Start of Entries provided
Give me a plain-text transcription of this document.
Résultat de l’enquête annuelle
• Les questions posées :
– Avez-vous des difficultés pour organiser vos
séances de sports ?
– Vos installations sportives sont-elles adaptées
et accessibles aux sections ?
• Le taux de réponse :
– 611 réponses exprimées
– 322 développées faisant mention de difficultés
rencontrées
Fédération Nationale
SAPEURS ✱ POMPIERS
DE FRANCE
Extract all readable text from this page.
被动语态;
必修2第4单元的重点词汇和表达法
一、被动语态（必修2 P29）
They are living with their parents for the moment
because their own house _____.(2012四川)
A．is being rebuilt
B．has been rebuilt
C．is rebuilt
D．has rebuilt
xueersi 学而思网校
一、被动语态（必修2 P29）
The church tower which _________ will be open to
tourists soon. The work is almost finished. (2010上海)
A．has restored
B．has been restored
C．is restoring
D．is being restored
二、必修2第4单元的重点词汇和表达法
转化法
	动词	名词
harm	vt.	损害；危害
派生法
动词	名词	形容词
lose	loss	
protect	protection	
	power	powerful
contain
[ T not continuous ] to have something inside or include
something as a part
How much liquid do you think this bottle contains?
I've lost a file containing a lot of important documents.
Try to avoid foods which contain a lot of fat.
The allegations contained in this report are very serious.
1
End of Entries provided
Written exercise:
Set down the listing in full, keeping every word exactly as it is.

Response to the exercise:
Give me a plain-text transcription of this document.
Résultat de l’enquête annuelle
• Les questions posées :
– Avez-vous des difficultés pour organiser vos
séances de sports ?
– Vos installations sportives sont-elles adaptées
et accessibles aux sections ?
• Le taux de réponse :
– 611 réponses exprimées
– 322 développées faisant mention de difficultés
rencontrées
Fédération Nationale
SAPEURS ✱ POMPIERS
DE FRANCE
Extract all readable text from this page.
被动语态;
必修2第4单元的重点词汇和表达法
一、被动语态（必修2 P29）
They are living with their parents for the moment
because their own house _____.(2012四川)
A．is being rebuilt
B．has been rebuilt
C．is rebuilt
D．has rebuilt
xueersi 学而思网校
一、被动语态（必修2 P29）
The church tower which _________ will be open to
tourists soon. The work is almost finished. (2010上海)
A．has restored
B．has been restored
C．is restoring
D．is being restored
二、必修2第4单元的重点词汇和表达法
转化法
	动词	名词
harm	vt.	损害；危害
派生法
动词	名词	形容词
lose	loss	
protect	protection	
	power	powerful
contain
[ T not continuous ] to have something inside or include
something as a part
How much liquid do you think this bottle contains?
I've lost a file containing a lot of important documents.
Try to avoid foods which contain a lot of fat.
The allegations contained in this report are very serious.
1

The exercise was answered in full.